■ What you need to do
Restate every entry word for word.

________

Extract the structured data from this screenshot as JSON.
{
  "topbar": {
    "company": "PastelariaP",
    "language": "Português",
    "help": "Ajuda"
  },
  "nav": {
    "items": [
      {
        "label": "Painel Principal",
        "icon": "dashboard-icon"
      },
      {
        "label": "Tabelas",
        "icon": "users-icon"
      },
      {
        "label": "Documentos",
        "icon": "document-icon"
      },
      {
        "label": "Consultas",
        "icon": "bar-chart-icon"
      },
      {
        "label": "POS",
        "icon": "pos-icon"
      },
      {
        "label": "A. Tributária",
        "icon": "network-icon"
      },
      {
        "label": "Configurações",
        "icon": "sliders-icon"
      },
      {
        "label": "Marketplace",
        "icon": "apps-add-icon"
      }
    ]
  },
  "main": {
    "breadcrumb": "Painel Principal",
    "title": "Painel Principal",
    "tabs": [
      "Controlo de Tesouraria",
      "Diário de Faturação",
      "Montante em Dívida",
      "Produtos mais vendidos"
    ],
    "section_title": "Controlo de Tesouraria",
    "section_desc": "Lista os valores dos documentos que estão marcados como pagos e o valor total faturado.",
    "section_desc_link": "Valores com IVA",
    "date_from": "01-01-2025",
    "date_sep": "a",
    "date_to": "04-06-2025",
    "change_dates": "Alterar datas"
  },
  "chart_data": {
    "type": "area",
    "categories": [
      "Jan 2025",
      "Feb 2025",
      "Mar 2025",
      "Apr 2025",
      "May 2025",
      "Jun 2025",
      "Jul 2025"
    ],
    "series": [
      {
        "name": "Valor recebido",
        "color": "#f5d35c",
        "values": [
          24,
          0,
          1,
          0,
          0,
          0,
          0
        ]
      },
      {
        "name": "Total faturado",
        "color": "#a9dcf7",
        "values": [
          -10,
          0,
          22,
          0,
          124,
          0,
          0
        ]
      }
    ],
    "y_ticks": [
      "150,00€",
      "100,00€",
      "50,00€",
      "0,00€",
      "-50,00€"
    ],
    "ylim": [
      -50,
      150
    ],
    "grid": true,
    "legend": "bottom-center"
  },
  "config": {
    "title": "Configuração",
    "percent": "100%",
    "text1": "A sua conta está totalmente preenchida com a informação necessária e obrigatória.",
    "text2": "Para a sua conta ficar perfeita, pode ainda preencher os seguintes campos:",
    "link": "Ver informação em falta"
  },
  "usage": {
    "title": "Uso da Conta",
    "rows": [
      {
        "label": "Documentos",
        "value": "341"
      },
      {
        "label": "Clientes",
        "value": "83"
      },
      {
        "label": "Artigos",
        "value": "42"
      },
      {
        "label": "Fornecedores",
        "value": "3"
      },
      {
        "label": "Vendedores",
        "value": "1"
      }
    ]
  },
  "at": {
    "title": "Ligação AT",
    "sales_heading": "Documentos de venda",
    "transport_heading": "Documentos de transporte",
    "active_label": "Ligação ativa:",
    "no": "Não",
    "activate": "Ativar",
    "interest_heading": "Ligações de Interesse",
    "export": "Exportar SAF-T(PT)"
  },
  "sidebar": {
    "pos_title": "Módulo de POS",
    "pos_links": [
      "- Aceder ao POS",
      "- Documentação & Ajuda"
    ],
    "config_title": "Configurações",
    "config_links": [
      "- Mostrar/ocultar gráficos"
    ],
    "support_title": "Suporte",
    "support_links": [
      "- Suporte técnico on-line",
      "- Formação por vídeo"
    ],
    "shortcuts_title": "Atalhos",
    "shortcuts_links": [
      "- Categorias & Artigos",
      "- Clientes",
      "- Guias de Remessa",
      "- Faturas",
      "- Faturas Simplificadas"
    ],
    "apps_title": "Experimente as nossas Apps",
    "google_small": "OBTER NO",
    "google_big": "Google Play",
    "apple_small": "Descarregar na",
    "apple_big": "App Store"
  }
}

________

■ Right answer
Extract the structured data from this screenshot as JSON.
{
  "topbar": {
    "company": "PastelariaP",
    "language": "Português",
    "help": "Ajuda"
  },
  "nav": {
    "items": [
      {
        "label": "Painel Principal",
        "icon": "dashboard-icon"
      },
      {
        "label": "Tabelas",
        "icon": "users-icon"
      },
      {
        "label": "Documentos",
        "icon": "document-icon"
      },
      {
        "label": "Consultas",
        "icon": "bar-chart-icon"
      },
      {
        "label": "POS",
        "icon": "pos-icon"
      },
      {
        "label": "A. Tributária",
        "icon": "network-icon"
      },
      {
        "label": "Configurações",
        "icon": "sliders-icon"
      },
      {
        "label": "Marketplace",
        "icon": "apps-add-icon"
      }
    ]
  },
  "main": {
    "breadcrumb": "Painel Principal",
    "title": "Painel Principal",
    "tabs": [
      "Controlo de Tesouraria",
      "Diário de Faturação",
      "Montante em Dívida",
      "Produtos mais vendidos"
    ],
    "section_title": "Controlo de Tesouraria",
    "section_desc": "Lista os valores dos documentos que estão marcados como pagos e o valor total faturado.",
    "section_desc_link": "Valores com IVA",
    "date_from": "01-01-2025",
    "date_sep": "a",
    "date_to": "04-06-2025",
    "change_dates": "Alterar datas"
  },
  "chart_data": {
    "type": "area",
    "categories": [
      "Jan 2025",
      "Feb 2025",
      "Mar 2025",
      "Apr 2025",
      "May 2025",
      "Jun 2025",
      "Jul 2025"
    ],
    "series": [
      {
        "name": "Valor recebido",
        "color": "#f5d35c",
        "values": [
          24,
          0,
          1,
          0,
          0,
          0,
          0
        ]
      },
      {
        "name": "Total faturado",
        "color": "#a9dcf7",
        "values": [
          -10,
          0,
          22,
          0,
          124,
          0,
          0
        ]
      }
    ],
    "y_ticks": [
      "150,00€",
      "100,00€",
      "50,00€",
      "0,00€",
      "-50,00€"
    ],
    "ylim": [
      -50,
      150
    ],
    "grid": true,
    "legend": "bottom-center"
  },
  "config": {
    "title": "Configuração",
    "percent": "100%",
    "text1": "A sua conta está totalmente preenchida com a informação necessária e obrigatória.",
    "text2": "Para a sua conta ficar perfeita, pode ainda preencher os seguintes campos:",
    "link": "Ver informação em falta"
  },
  "usage": {
    "title": "Uso da Conta",
    "rows": [
      {
        "label": "Documentos",
        "value": "341"
      },
      {
        "label": "Clientes",
        "value": "83"
      },
      {
        "label": "Artigos",
        "value": "42"
      },
      {
        "label": "Fornecedores",
        "value": "3"
      },
      {
        "label": "Vendedores",
        "value": "1"
      }
    ]
  },
  "at": {
    "title": "Ligação AT",
    "sales_heading": "Documentos de venda",
    "transport_heading": "Documentos de transporte",
    "active_label": "Ligação ativa:",
    "no": "Não",
    "activate": "Ativar",
    "interest_heading": "Ligações de Interesse",
    "export": "Exportar SAF-T(PT)"
  },
  "sidebar": {
    "pos_title": "Módulo de POS",
    "pos_links": [
      "- Aceder ao POS",
      "- Documentação & Ajuda"
    ],
    "config_title": "Configurações",
    "config_links": [
      "- Mostrar/ocultar gráficos"
    ],
    "support_title": "Suporte",
    "support_links": [
      "- Suporte técnico on-line",
      "- Formação por vídeo"
    ],
    "shortcuts_title": "Atalhos",
    "shortcuts_links": [
      "- Categorias & Artigos",
      "- Clientes",
      "- Guias de Remessa",
      "- Faturas",
      "- Faturas Simplificadas"
    ],
    "apps_title": "Experimente as nossas Apps",
    "google_small": "OBTER NO",
    "google_big": "Google Play",
    "apple_small": "Descarregar na",
    "apple_big": "App Store"
  }
}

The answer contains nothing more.